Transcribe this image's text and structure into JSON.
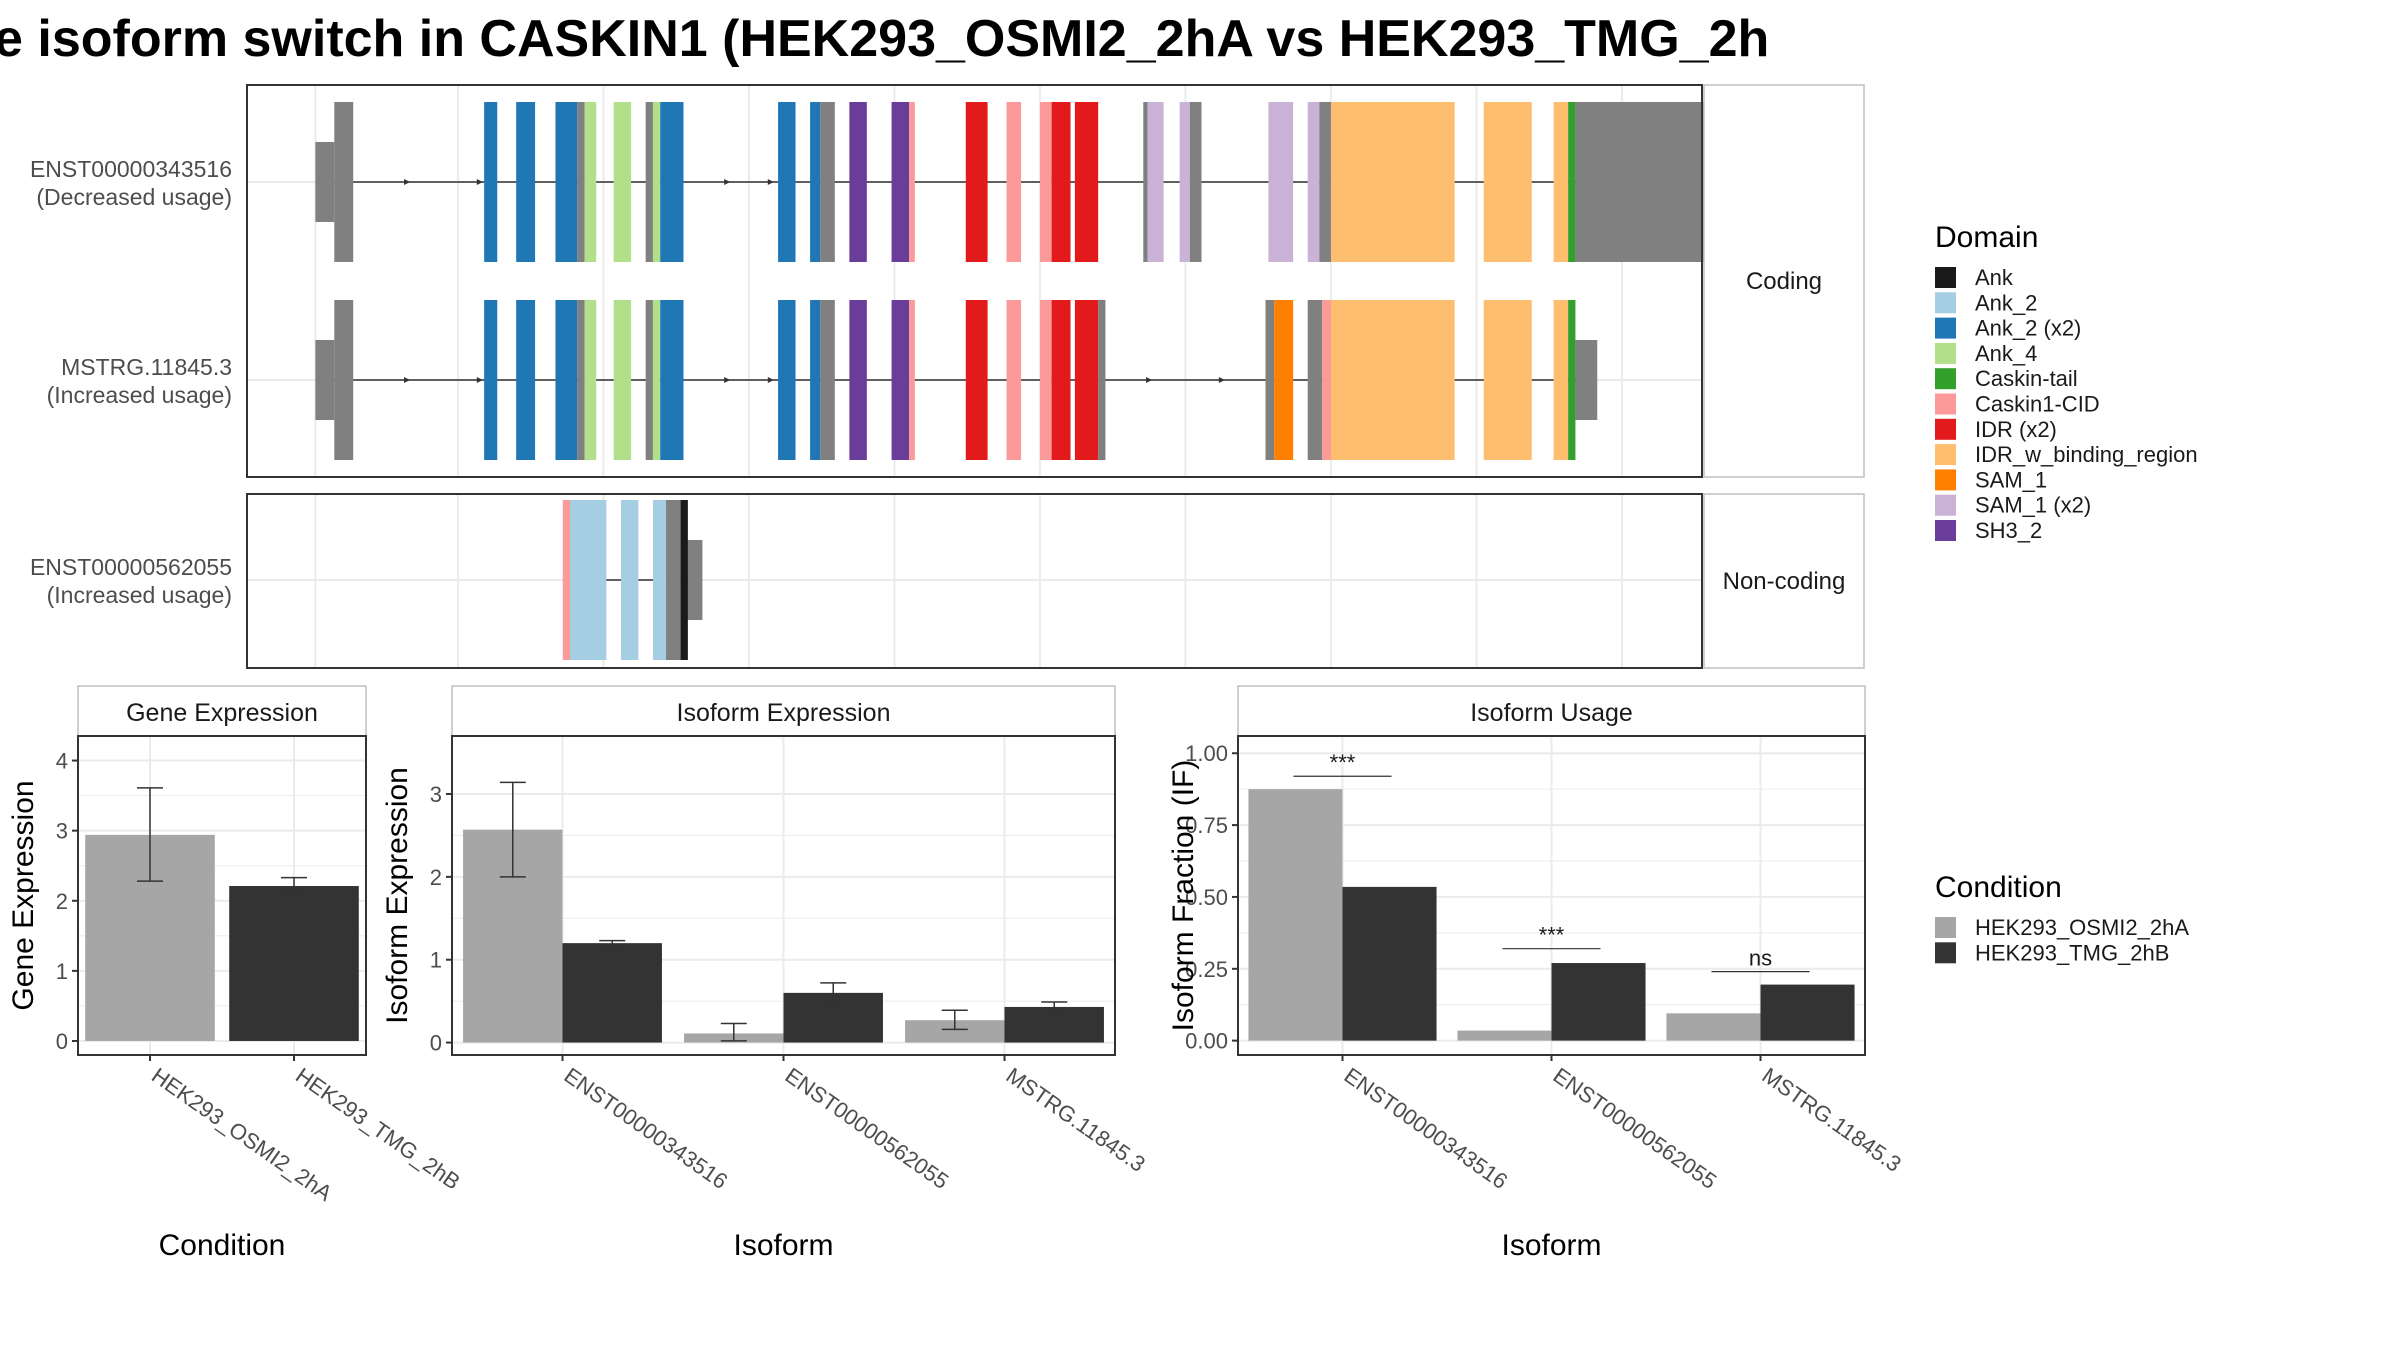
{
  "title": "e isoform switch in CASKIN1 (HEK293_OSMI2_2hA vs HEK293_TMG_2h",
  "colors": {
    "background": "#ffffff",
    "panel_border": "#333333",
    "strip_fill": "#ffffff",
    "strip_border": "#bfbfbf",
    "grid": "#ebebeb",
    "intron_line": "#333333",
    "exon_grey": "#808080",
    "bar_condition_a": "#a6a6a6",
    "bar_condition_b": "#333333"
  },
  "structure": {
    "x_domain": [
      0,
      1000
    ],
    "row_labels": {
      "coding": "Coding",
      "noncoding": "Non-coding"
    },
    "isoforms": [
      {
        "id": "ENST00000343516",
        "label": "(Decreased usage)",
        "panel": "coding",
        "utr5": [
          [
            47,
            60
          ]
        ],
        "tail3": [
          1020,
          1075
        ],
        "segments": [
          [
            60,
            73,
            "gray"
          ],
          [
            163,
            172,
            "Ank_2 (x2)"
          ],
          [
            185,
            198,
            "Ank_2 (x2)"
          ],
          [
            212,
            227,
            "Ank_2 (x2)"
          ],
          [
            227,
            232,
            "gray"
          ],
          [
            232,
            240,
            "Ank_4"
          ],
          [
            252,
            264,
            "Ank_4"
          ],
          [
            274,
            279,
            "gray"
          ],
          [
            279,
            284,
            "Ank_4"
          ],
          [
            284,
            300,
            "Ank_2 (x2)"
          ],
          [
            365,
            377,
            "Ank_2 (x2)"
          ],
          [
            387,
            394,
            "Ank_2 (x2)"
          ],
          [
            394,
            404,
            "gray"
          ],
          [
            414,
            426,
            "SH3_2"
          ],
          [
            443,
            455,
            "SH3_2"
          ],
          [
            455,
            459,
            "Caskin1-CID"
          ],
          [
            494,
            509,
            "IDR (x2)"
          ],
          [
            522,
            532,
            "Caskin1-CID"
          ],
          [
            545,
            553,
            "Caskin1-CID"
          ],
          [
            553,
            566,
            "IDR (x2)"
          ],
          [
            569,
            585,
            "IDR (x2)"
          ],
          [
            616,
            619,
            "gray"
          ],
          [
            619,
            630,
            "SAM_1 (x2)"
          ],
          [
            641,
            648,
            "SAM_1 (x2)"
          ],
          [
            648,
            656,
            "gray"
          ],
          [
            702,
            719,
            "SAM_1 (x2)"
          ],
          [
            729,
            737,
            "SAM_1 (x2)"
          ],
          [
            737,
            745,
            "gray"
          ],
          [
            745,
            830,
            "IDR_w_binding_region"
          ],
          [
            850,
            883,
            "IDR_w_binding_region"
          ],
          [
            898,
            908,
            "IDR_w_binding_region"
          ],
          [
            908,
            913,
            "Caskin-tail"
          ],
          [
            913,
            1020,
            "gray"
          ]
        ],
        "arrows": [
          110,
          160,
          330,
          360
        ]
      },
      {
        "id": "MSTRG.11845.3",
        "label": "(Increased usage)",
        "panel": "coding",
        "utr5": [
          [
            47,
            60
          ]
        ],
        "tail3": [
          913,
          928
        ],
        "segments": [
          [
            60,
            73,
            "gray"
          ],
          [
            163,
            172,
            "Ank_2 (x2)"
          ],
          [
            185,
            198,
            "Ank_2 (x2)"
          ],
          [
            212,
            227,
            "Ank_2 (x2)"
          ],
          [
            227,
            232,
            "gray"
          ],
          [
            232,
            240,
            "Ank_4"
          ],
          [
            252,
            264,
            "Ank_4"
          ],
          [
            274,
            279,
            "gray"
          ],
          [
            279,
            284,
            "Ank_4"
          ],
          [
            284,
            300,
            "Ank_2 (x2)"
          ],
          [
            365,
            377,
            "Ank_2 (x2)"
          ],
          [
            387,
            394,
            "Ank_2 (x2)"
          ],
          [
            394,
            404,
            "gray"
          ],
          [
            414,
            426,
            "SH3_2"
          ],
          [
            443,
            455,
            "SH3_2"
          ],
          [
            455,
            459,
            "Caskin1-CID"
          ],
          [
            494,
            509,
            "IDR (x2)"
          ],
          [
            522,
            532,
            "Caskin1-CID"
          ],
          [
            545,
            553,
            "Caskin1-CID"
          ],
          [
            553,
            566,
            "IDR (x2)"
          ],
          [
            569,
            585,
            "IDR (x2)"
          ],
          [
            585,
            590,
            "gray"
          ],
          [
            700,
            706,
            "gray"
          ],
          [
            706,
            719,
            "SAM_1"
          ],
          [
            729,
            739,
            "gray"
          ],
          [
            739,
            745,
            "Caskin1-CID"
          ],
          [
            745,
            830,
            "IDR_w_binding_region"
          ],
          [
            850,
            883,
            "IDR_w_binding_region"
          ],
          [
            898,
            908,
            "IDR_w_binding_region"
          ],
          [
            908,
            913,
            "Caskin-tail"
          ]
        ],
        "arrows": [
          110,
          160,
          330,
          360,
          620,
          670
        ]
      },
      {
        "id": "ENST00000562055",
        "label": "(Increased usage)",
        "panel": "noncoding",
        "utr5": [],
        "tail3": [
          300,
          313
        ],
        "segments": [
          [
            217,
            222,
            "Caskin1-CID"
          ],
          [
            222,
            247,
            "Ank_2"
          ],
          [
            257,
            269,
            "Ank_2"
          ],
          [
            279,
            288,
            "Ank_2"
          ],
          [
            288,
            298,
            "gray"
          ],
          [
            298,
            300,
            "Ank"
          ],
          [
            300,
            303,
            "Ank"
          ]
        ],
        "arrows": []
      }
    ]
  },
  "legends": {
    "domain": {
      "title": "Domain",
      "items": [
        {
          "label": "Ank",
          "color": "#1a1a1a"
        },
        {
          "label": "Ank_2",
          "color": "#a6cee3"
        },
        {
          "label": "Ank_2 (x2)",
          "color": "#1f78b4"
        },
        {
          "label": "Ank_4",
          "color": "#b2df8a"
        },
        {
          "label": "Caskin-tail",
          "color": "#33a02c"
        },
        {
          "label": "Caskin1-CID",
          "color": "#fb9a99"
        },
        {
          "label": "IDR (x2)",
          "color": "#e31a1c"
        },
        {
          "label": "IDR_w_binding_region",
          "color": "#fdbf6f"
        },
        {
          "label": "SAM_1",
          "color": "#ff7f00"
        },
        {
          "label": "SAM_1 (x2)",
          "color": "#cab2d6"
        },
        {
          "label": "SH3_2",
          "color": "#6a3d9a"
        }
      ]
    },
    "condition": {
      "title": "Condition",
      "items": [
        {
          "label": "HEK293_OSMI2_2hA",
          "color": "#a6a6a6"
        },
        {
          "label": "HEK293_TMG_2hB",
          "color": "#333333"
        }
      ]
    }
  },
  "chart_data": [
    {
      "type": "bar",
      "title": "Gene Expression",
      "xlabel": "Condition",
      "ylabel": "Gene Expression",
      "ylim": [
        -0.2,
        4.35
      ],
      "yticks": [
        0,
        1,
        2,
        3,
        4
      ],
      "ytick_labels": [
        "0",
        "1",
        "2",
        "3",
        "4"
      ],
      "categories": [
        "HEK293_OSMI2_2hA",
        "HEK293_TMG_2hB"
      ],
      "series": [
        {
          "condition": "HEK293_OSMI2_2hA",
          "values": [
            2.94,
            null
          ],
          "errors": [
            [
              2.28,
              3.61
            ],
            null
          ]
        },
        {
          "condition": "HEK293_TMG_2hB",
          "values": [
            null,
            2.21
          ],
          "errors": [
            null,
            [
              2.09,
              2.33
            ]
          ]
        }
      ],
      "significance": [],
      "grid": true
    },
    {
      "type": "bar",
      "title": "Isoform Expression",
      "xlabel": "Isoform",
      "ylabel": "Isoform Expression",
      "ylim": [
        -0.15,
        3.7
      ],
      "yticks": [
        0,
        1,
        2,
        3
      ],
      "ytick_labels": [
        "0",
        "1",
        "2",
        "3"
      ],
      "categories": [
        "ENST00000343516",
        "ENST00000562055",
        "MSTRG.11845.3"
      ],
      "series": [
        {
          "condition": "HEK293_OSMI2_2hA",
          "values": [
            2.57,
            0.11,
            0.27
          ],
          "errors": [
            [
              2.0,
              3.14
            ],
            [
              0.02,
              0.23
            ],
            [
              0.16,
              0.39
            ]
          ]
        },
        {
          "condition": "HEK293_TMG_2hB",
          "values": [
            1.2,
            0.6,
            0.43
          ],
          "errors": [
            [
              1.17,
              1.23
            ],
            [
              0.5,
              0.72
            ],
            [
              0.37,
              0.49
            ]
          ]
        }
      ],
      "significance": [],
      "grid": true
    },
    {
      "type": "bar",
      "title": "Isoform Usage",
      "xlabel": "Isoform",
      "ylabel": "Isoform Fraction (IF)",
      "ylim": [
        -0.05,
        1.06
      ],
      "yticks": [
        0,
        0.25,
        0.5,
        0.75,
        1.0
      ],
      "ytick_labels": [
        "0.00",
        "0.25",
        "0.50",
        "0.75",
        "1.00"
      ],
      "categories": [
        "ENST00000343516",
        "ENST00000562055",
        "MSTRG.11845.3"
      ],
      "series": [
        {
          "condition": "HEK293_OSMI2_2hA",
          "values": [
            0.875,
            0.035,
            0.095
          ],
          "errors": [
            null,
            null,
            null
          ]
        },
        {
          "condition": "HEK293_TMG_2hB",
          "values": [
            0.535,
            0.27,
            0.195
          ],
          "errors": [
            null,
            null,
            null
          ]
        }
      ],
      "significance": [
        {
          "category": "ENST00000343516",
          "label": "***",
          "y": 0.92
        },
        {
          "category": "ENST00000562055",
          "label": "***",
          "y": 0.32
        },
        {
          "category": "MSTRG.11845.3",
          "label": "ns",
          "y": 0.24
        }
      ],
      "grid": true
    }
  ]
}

· · ·

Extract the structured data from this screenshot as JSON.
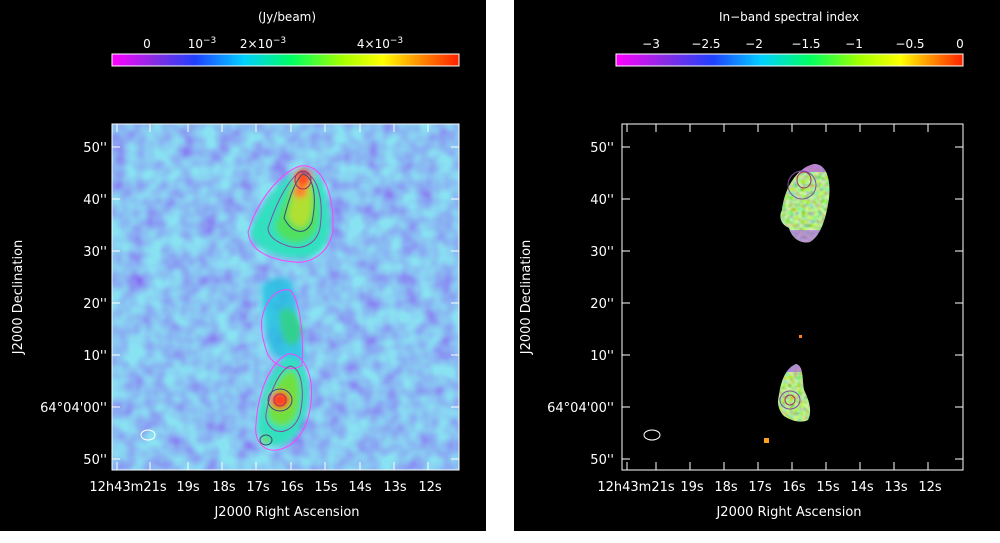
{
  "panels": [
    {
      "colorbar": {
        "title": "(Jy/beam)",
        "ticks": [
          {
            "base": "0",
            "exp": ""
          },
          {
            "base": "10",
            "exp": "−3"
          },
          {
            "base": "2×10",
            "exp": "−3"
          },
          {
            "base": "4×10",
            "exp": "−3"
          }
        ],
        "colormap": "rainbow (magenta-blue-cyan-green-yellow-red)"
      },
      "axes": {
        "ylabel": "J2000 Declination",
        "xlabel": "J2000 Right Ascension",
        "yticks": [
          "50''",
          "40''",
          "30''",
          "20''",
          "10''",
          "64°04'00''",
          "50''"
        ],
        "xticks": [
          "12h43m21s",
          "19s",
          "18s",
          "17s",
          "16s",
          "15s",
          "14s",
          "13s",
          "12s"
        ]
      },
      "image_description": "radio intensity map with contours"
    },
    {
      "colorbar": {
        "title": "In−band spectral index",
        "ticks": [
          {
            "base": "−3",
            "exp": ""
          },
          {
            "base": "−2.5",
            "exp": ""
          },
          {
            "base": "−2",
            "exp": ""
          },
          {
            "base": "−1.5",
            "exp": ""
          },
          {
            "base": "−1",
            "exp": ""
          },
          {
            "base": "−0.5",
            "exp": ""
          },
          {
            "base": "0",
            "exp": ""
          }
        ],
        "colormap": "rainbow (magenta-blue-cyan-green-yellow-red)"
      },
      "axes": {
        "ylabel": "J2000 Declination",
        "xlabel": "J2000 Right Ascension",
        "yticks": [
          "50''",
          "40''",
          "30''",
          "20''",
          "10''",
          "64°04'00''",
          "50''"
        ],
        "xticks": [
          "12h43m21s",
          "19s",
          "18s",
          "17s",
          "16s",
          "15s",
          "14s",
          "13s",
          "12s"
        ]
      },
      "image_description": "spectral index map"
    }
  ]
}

· · ·

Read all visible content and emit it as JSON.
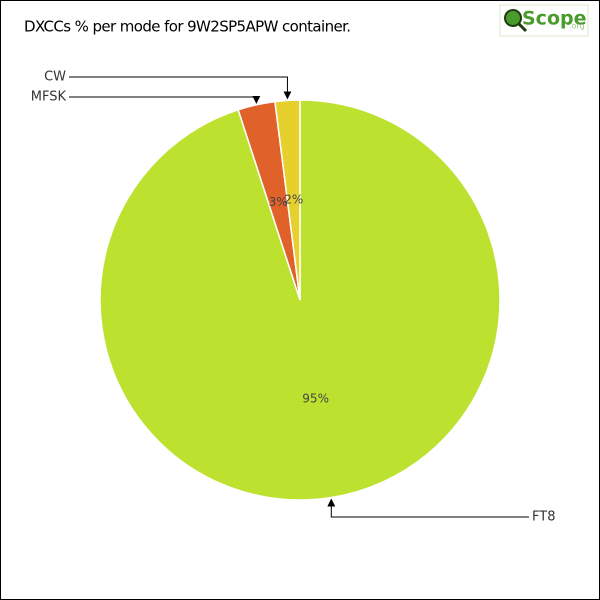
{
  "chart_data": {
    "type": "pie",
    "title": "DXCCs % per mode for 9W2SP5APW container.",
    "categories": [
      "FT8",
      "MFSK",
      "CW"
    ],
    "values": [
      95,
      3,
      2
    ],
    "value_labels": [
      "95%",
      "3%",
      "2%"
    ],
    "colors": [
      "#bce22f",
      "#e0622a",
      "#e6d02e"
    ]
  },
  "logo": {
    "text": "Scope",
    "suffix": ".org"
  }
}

· · ·

WRITTEN TASK:
Scan the listing above. Collect all lines with the word "ylabel".

SOLVED PROBLEM:
      "ylabel": "Gene Expression",
      "ylabel": "Isoform Expression",
      "ylabel": "Isoform Fraction (IF)",
        "ylabel": "J2000 Declination",
        "ylabel": "J2000 Declination",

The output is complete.